• Página:
┄┄┄┄┄┄

# AQUARIOFILIA MARINHA > Discussão de Artigos >  Excel para cálculo de TPA

## Gonçalo Pinto Gonçalves

Caros

Precisei, procurei, não encontrei, desenvolvi.

Espero que esta folha de cálculo vos ajude a definir o número de TPA necessária para conseguir uma percentagem definida de troca de água.

Gonçalo

----------


## Pedro Ferrer

Bom dia

Era bom saber qual a password...

Que facilitava... Facilitava...

Grato pela atenção
Pedro Ferrer

----------


## Pedro Ferrer

Ok

Basta dizer que é só de leitura.
Simples, mas útil e graficamente atraente. :Olá:  

Cumps
Pedro Ferrer

----------


## Isaias Rola

Boas, desde já parabéns pela folha Gonçalo :Pracima:  , Pedro não me digas que não consegues adivinhar a password da folha? :Coradoeolhos:   :Coradoeolhos:  
Desculpa Gonçalo :Admirado:  




Cumprimentos

----------


## Julio Macieira

Olá Gonçalo  :Olá: 

Obrigado pela calculadora  :SbOk:

----------


## José Alves

Olá, Gonçalo  :Olá:  

Interessante a calculadora. Parabéns.  :Palmas:

----------

┄┄┄┄┄┄

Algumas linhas

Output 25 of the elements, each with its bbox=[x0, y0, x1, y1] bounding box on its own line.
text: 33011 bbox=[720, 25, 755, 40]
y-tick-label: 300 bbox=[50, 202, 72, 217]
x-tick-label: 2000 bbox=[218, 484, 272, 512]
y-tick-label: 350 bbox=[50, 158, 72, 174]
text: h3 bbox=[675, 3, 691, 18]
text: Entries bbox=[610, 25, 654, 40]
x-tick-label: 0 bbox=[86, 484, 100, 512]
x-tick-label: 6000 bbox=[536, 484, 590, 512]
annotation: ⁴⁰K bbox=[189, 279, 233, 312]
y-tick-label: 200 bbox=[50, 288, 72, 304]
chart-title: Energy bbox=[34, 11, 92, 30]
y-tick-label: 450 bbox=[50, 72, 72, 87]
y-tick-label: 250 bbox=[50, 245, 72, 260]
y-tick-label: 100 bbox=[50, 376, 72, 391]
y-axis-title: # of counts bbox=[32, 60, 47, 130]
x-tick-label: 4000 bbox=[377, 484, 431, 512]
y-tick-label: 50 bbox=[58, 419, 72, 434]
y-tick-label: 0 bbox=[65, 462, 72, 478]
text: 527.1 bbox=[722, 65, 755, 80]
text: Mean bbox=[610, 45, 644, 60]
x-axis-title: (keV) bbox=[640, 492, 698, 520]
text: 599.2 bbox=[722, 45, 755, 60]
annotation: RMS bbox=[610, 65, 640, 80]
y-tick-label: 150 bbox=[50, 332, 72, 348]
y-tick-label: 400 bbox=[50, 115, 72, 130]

┄┄┄┄┄┄

• Tarefas:
1/ Reescreva o trecho da página de "Espero que esta" a "Que facilitava... Facilitava...", substituindo "folha de cálculo" por "planilha".
2/ Reproduza palavra por palavra todas as linhas do Bloco 1.
A página e as linhas não têm qualquer relação entre si.

• Respostas por tarefa:
1/
Espero que esta planilha vos ajude a definir o número de TPA necessária para conseguir uma percentagem definida de troca de água.

Gonçalo

----------


## Pedro Ferrer

Bom dia

Era bom saber qual a password...

Que facilitava... Facilitava...

2/
Output 25 of the elements, each with its bbox=[x0, y0, x1, y1] bounding box on its own line.
text: 33011 bbox=[720, 25, 755, 40]
y-tick-label: 300 bbox=[50, 202, 72, 217]
x-tick-label: 2000 bbox=[218, 484, 272, 512]
y-tick-label: 350 bbox=[50, 158, 72, 174]
text: h3 bbox=[675, 3, 691, 18]
text: Entries bbox=[610, 25, 654, 40]
x-tick-label: 0 bbox=[86, 484, 100, 512]
x-tick-label: 6000 bbox=[536, 484, 590, 512]
annotation: ⁴⁰K bbox=[189, 279, 233, 312]
y-tick-label: 200 bbox=[50, 288, 72, 304]
chart-title: Energy bbox=[34, 11, 92, 30]
y-tick-label: 450 bbox=[50, 72, 72, 87]
y-tick-label: 250 bbox=[50, 245, 72, 260]
y-tick-label: 100 bbox=[50, 376, 72, 391]
y-axis-title: # of counts bbox=[32, 60, 47, 130]
x-tick-label: 4000 bbox=[377, 484, 431, 512]
y-tick-label: 50 bbox=[58, 419, 72, 434]
y-tick-label: 0 bbox=[65, 462, 72, 478]
text: 527.1 bbox=[722, 65, 755, 80]
text: Mean bbox=[610, 45, 644, 60]
x-axis-title: (keV) bbox=[640, 492, 698, 520]
text: 599.2 bbox=[722, 45, 755, 60]
annotation: RMS bbox=[610, 65, 640, 80]
y-tick-label: 150 bbox=[50, 332, 72, 348]
y-tick-label: 400 bbox=[50, 115, 72, 130]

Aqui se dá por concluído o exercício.